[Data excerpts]

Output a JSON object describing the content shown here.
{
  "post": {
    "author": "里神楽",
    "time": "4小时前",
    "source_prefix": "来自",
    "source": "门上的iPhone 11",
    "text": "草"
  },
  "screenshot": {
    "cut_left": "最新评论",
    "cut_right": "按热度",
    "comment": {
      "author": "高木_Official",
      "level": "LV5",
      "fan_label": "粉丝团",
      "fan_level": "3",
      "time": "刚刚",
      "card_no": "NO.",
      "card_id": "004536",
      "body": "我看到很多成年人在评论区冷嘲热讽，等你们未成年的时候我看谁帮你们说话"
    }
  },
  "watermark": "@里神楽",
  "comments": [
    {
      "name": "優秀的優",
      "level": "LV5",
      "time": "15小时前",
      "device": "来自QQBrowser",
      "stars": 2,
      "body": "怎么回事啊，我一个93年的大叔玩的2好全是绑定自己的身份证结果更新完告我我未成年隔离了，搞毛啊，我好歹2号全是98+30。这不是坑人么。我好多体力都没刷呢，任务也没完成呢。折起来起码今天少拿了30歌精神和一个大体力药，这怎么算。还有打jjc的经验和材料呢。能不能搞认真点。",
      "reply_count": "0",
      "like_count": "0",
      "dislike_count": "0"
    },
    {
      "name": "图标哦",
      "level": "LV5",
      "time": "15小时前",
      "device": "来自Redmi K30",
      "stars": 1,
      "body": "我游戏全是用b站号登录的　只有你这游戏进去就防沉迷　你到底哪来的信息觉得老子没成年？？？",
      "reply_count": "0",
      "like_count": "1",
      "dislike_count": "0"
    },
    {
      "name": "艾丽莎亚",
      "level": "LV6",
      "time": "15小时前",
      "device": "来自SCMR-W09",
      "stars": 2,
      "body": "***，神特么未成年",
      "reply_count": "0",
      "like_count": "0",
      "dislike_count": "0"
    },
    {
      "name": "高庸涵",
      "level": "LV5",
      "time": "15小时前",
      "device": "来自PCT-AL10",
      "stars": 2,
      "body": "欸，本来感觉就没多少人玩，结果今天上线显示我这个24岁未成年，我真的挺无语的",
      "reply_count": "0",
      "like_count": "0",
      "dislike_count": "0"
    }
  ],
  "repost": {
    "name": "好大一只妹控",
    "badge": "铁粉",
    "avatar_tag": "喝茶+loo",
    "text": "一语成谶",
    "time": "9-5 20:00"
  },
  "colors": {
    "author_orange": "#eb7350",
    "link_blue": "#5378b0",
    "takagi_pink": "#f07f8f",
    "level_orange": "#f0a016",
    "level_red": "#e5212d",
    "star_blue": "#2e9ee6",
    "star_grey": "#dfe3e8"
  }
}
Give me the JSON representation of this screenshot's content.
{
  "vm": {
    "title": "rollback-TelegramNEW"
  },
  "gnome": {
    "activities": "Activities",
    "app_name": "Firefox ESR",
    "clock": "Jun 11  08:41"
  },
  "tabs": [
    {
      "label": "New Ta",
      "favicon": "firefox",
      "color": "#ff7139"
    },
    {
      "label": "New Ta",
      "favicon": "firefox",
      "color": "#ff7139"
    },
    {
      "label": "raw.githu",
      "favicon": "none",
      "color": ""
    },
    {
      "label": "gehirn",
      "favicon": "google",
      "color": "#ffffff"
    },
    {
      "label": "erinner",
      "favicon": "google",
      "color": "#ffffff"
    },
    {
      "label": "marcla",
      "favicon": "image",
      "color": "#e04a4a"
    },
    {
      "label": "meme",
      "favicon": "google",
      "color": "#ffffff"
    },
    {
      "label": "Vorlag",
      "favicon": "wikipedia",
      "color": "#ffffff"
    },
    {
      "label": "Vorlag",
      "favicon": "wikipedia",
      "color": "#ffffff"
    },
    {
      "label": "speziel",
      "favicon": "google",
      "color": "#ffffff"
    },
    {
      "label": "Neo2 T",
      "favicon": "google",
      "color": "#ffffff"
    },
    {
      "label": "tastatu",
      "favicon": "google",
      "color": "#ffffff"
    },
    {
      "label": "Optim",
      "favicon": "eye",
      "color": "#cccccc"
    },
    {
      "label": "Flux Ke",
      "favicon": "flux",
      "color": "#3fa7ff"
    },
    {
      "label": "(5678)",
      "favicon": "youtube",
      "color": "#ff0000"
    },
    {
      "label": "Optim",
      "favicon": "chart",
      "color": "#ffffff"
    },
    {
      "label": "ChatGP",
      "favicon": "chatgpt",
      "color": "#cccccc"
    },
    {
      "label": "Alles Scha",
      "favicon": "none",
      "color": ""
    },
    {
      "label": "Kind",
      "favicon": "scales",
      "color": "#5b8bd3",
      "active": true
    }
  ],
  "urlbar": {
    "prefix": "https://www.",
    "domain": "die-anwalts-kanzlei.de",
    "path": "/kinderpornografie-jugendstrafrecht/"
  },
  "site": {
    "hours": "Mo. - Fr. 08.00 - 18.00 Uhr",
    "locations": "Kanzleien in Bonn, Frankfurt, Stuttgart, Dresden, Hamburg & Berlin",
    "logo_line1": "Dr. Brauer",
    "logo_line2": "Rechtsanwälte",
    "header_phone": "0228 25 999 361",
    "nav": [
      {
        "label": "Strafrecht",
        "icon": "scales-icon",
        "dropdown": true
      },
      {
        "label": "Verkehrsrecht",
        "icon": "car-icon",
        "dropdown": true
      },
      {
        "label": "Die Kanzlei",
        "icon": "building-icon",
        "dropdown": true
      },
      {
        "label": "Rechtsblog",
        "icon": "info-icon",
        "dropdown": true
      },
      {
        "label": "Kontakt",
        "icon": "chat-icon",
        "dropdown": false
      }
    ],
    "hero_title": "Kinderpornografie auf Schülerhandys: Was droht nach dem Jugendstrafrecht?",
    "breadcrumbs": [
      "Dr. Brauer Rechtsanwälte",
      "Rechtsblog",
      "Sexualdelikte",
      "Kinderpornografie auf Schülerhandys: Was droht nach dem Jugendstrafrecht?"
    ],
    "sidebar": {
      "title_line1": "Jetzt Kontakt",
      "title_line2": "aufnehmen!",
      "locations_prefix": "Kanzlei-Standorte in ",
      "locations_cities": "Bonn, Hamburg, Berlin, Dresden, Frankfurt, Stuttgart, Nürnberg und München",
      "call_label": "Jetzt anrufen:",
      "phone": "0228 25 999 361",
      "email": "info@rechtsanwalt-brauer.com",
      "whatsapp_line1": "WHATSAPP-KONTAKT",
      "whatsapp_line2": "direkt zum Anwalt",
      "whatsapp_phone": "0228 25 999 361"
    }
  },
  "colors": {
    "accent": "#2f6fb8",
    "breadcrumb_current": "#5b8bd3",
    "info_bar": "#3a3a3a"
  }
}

Exercise instructions: Make an exact copy of the data above.

Solution to the exercise:
Output a JSON object describing the content shown here.
{
  "post": {
    "author": "里神楽",
    "time": "4小时前",
    "source_prefix": "来自",
    "source": "门上的iPhone 11",
    "text": "草"
  },
  "screenshot": {
    "cut_left": "最新评论",
    "cut_right": "按热度",
    "comment": {
      "author": "高木_Official",
      "level": "LV5",
      "fan_label": "粉丝团",
      "fan_level": "3",
      "time": "刚刚",
      "card_no": "NO.",
      "card_id": "004536",
      "body": "我看到很多成年人在评论区冷嘲热讽，等你们未成年的时候我看谁帮你们说话"
    }
  },
  "watermark": "@里神楽",
  "comments": [
    {
      "name": "優秀的優",
      "level": "LV5",
      "time": "15小时前",
      "device": "来自QQBrowser",
      "stars": 2,
      "body": "怎么回事啊，我一个93年的大叔玩的2好全是绑定自己的身份证结果更新完告我我未成年隔离了，搞毛啊，我好歹2号全是98+30。这不是坑人么。我好多体力都没刷呢，任务也没完成呢。折起来起码今天少拿了30歌精神和一个大体力药，这怎么算。还有打jjc的经验和材料呢。能不能搞认真点。",
      "reply_count": "0",
      "like_count": "0",
      "dislike_count": "0"
    },
    {
      "name": "图标哦",
      "level": "LV5",
      "time": "15小时前",
      "device": "来自Redmi K30",
      "stars": 1,
      "body": "我游戏全是用b站号登录的　只有你这游戏进去就防沉迷　你到底哪来的信息觉得老子没成年？？？",
      "reply_count": "0",
      "like_count": "1",
      "dislike_count": "0"
    },
    {
      "name": "艾丽莎亚",
      "level": "LV6",
      "time": "15小时前",
      "device": "来自SCMR-W09",
      "stars": 2,
      "body": "***，神特么未成年",
      "reply_count": "0",
      "like_count": "0",
      "dislike_count": "0"
    },
    {
      "name": "高庸涵",
      "level": "LV5",
      "time": "15小时前",
      "device": "来自PCT-AL10",
      "stars": 2,
      "body": "欸，本来感觉就没多少人玩，结果今天上线显示我这个24岁未成年，我真的挺无语的",
      "reply_count": "0",
      "like_count": "0",
      "dislike_count": "0"
    }
  ],
  "repost": {
    "name": "好大一只妹控",
    "badge": "铁粉",
    "avatar_tag": "喝茶+loo",
    "text": "一语成谶",
    "time": "9-5 20:00"
  },
  "colors": {
    "author_orange": "#eb7350",
    "link_blue": "#5378b0",
    "takagi_pink": "#f07f8f",
    "level_orange": "#f0a016",
    "level_red": "#e5212d",
    "star_blue": "#2e9ee6",
    "star_grey": "#dfe3e8"
  }
}
Give me the JSON representation of this screenshot's content.
{
  "vm": {
    "title": "rollback-TelegramNEW"
  },
  "gnome": {
    "activities": "Activities",
    "app_name": "Firefox ESR",
    "clock": "Jun 11  08:41"
  },
  "tabs": [
    {
      "label": "New Ta",
      "favicon": "firefox",
      "color": "#ff7139"
    },
    {
      "label": "New Ta",
      "favicon": "firefox",
      "color": "#ff7139"
    },
    {
      "label": "raw.githu",
      "favicon": "none",
      "color": ""
    },
    {
      "label": "gehirn",
      "favicon": "google",
      "color": "#ffffff"
    },
    {
      "label": "erinner",
      "favicon": "google",
      "color": "#ffffff"
    },
    {
      "label": "marcla",
      "favicon": "image",
      "color": "#e04a4a"
    },
    {
      "label": "meme",
      "favicon": "google",
      "color": "#ffffff"
    },
    {
      "label": "Vorlag",
      "favicon": "wikipedia",
      "color": "#ffffff"
    },
    {
      "label": "Vorlag",
      "favicon": "wikipedia",
      "color": "#ffffff"
    },
    {
      "label": "speziel",
      "favicon": "google",
      "color": "#ffffff"
    },
    {
      "label": "Neo2 T",
      "favicon": "google",
      "color": "#ffffff"
    },
    {
      "label": "tastatu",
      "favicon": "google",
      "color": "#ffffff"
    },
    {
      "label": "Optim",
      "favicon": "eye",
      "color": "#cccccc"
    },
    {
      "label": "Flux Ke",
      "favicon": "flux",
      "color": "#3fa7ff"
    },
    {
      "label": "(5678)",
      "favicon": "youtube",
      "color": "#ff0000"
    },
    {
      "label": "Optim",
      "favicon": "chart",
      "color": "#ffffff"
    },
    {
      "label": "ChatGP",
      "favicon": "chatgpt",
      "color": "#cccccc"
    },
    {
      "label": "Alles Scha",
      "favicon": "none",
      "color": ""
    },
    {
      "label": "Kind",
      "favicon": "scales",
      "color": "#5b8bd3",
      "active": true
    }
  ],
  "urlbar": {
    "prefix": "https://www.",
    "domain": "die-anwalts-kanzlei.de",
    "path": "/kinderpornografie-jugendstrafrecht/"
  },
  "site": {
    "hours": "Mo. - Fr. 08.00 - 18.00 Uhr",
    "locations": "Kanzleien in Bonn, Frankfurt, Stuttgart, Dresden, Hamburg & Berlin",
    "logo_line1": "Dr. Brauer",
    "logo_line2": "Rechtsanwälte",
    "header_phone": "0228 25 999 361",
    "nav": [
      {
        "label": "Strafrecht",
        "icon": "scales-icon",
        "dropdown": true
      },
      {
        "label": "Verkehrsrecht",
        "icon": "car-icon",
        "dropdown": true
      },
      {
        "label": "Die Kanzlei",
        "icon": "building-icon",
        "dropdown": true
      },
      {
        "label": "Rechtsblog",
        "icon": "info-icon",
        "dropdown": true
      },
      {
        "label": "Kontakt",
        "icon": "chat-icon",
        "dropdown": false
      }
    ],
    "hero_title": "Kinderpornografie auf Schülerhandys: Was droht nach dem Jugendstrafrecht?",
    "breadcrumbs": [
      "Dr. Brauer Rechtsanwälte",
      "Rechtsblog",
      "Sexualdelikte",
      "Kinderpornografie auf Schülerhandys: Was droht nach dem Jugendstrafrecht?"
    ],
    "sidebar": {
      "title_line1": "Jetzt Kontakt",
      "title_line2": "aufnehmen!",
      "locations_prefix": "Kanzlei-Standorte in ",
      "locations_cities": "Bonn, Hamburg, Berlin, Dresden, Frankfurt, Stuttgart, Nürnberg und München",
      "call_label": "Jetzt anrufen:",
      "phone": "0228 25 999 361",
      "email": "info@rechtsanwalt-brauer.com",
      "whatsapp_line1": "WHATSAPP-KONTAKT",
      "whatsapp_line2": "direkt zum Anwalt",
      "whatsapp_phone": "0228 25 999 361"
    }
  },
  "colors": {
    "accent": "#2f6fb8",
    "breadcrumb_current": "#5b8bd3",
    "info_bar": "#3a3a3a"
  }
}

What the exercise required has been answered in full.